• [WORK TO BE COMPLETED] From the listing, collect all lines containing the word "current".

• [RECORD SET]
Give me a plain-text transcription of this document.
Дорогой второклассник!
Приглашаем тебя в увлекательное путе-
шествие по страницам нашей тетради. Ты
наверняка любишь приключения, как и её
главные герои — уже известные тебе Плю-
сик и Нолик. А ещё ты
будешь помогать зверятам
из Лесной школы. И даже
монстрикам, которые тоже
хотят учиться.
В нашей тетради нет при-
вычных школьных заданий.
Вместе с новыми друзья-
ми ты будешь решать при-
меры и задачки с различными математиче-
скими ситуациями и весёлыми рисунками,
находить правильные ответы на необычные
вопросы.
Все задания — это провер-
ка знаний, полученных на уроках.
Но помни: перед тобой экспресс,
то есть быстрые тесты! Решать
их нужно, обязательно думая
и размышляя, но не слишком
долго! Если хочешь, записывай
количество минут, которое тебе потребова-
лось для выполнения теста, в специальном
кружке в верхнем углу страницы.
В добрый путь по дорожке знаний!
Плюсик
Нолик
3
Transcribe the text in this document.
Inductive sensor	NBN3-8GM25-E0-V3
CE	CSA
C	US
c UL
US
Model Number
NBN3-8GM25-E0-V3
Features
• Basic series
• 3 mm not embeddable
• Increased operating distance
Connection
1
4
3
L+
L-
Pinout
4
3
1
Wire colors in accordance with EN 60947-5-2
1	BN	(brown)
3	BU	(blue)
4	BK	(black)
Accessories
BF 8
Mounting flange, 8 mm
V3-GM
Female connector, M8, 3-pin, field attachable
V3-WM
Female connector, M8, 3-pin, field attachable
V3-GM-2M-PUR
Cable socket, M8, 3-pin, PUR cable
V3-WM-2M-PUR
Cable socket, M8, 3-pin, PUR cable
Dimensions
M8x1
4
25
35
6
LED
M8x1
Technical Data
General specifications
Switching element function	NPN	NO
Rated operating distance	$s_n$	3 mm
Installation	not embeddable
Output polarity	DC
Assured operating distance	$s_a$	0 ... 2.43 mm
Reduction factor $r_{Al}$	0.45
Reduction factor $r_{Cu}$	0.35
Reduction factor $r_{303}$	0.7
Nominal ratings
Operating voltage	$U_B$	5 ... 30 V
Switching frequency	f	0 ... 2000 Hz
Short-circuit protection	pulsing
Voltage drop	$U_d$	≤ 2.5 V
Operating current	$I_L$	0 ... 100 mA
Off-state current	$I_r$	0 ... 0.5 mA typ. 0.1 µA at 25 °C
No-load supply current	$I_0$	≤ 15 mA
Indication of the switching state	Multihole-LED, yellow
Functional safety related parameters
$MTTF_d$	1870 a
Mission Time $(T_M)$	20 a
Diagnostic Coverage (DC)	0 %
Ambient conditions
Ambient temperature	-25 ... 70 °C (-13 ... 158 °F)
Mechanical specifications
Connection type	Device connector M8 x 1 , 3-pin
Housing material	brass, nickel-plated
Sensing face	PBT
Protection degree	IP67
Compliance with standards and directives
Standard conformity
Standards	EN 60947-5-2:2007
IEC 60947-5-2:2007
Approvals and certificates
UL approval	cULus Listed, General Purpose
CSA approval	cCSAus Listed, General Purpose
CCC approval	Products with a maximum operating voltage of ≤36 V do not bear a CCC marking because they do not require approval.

• [SOLVED PROBLEM]
Operating current	$I_L$	0 ... 100 mA
Off-state current	$I_r$	0 ... 0.5 mA typ. 0.1 µA at 25 °C
No-load supply current	$I_0$	≤ 15 mA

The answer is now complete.